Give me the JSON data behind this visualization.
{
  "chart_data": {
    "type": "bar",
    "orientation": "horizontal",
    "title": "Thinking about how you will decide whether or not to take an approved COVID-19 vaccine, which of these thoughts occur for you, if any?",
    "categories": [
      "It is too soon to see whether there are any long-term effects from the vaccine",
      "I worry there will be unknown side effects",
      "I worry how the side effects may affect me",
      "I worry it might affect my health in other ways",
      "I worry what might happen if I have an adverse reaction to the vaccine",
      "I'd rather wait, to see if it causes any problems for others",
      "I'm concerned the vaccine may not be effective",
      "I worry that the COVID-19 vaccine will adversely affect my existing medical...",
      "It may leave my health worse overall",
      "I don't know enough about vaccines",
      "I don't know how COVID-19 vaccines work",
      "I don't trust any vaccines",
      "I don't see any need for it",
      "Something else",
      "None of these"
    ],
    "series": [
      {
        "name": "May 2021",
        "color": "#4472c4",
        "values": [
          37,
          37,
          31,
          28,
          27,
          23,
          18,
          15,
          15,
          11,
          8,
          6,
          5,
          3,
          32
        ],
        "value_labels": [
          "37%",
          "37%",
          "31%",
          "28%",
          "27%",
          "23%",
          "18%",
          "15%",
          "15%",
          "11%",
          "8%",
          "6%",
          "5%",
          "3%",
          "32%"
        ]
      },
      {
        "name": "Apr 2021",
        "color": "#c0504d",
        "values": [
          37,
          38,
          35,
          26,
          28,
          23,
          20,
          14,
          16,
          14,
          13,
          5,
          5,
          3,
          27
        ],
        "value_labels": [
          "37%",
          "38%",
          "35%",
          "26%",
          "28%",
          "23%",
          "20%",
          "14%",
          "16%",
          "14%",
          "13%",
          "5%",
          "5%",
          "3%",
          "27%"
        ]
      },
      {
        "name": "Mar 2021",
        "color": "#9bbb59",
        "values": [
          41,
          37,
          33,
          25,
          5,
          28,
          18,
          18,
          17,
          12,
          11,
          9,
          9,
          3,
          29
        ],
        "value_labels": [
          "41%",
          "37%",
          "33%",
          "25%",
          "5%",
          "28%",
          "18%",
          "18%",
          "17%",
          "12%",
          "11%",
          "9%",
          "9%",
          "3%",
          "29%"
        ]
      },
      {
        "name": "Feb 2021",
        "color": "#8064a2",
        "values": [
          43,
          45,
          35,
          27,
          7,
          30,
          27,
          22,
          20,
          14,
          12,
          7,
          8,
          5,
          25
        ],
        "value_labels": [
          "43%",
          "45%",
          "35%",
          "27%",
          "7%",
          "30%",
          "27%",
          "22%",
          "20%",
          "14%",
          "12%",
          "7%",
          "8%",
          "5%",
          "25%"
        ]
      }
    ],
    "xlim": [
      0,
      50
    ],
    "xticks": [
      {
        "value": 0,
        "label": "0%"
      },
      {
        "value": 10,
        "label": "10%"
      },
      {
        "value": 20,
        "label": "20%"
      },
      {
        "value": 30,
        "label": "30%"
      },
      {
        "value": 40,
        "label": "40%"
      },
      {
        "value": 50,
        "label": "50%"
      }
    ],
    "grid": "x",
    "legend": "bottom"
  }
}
● ● ● ● ●
__Your task__: In the entries above, locate every line with the word "affect" and copy it.

__The answer__:
      "I worry how the side effects may affect me",
      "I worry it might affect my health in other ways",
      "I worry that the COVID-19 vaccine will adversely affect my existing medical...",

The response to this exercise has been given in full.